## Written exercise
Gather from the material every line that contains the string "Price".

## Records to process

#####

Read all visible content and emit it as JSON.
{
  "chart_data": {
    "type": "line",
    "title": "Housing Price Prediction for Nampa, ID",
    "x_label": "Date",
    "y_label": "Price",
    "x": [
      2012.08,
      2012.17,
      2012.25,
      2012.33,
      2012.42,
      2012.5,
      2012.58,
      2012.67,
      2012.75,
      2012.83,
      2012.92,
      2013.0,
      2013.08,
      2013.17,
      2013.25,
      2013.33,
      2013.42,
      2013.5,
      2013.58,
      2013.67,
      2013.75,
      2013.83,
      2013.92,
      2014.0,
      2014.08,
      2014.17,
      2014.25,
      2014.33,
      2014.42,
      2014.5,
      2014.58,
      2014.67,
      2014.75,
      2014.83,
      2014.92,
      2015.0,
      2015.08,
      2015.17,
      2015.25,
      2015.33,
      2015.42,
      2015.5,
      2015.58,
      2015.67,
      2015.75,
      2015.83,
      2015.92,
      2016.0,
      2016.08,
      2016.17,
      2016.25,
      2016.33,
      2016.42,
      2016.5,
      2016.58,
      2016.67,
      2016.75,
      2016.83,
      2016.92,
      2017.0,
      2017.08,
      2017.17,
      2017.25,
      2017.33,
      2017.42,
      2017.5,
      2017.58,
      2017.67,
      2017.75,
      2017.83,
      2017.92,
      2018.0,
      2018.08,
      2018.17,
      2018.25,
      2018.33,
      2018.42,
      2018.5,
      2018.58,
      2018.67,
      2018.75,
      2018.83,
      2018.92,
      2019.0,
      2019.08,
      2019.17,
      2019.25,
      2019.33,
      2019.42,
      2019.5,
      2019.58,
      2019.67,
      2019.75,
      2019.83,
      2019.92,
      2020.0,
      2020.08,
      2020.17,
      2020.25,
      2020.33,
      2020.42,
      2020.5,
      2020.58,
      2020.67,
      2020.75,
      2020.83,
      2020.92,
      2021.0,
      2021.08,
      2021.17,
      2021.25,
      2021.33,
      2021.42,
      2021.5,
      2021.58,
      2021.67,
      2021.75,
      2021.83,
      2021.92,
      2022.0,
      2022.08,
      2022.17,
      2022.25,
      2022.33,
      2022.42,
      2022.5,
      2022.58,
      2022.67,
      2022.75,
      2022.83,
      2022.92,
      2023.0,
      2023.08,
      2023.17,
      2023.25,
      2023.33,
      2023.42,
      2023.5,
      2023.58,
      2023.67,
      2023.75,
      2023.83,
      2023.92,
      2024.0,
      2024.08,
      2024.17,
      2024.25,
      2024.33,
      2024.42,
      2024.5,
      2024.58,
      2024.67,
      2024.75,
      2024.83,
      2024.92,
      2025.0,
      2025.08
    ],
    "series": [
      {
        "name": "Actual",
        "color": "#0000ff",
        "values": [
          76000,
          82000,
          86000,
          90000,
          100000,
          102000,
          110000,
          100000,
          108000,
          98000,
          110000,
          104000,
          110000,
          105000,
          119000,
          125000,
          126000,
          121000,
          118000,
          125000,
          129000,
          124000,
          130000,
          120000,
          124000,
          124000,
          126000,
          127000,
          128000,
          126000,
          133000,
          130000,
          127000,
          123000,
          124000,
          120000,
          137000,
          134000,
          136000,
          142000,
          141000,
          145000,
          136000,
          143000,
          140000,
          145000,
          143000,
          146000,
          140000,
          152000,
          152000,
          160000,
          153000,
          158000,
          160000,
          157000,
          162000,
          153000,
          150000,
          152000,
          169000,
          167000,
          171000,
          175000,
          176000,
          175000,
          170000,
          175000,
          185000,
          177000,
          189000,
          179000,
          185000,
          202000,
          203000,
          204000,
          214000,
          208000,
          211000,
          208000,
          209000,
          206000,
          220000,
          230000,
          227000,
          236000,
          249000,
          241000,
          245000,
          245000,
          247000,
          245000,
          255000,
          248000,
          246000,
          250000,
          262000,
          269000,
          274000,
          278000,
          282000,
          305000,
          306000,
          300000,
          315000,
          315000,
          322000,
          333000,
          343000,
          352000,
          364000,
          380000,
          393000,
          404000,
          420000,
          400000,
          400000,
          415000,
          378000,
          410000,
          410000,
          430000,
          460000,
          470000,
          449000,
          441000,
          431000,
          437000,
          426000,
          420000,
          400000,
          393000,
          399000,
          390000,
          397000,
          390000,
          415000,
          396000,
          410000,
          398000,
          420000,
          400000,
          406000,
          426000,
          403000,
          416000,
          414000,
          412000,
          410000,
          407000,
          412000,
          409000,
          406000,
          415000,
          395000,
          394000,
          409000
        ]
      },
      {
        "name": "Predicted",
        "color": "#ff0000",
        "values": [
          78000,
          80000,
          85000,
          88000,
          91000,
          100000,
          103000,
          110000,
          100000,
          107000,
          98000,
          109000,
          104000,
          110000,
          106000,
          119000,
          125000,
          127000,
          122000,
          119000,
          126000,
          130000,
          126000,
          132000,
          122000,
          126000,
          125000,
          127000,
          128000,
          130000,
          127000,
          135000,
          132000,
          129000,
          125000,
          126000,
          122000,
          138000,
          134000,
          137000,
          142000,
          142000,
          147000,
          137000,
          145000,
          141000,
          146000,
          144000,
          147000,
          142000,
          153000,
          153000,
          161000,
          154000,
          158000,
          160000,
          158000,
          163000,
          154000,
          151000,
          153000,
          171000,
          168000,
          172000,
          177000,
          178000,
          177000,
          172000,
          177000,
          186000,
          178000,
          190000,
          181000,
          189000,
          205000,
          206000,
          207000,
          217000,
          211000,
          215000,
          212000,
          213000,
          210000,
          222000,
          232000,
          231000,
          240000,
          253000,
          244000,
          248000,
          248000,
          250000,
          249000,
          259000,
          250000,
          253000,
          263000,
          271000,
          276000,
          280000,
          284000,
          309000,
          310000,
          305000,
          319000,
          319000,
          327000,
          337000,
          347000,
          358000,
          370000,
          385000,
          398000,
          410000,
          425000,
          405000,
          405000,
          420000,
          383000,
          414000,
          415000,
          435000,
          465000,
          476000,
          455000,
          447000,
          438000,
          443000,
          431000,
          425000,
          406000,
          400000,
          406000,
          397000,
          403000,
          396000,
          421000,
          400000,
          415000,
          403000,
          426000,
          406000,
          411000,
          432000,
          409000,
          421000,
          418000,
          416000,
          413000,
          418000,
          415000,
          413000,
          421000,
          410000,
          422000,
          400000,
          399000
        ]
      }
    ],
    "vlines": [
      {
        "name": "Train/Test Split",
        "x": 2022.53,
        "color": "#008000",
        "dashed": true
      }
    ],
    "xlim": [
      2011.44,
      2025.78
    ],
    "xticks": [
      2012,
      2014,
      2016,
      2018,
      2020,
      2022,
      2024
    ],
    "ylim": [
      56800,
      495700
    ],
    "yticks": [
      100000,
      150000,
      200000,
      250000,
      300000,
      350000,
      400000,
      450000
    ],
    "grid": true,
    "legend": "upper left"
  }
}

#####

## Exercise solution
    "title": "Housing Price Prediction for Nampa, ID",
    "y_label": "Price",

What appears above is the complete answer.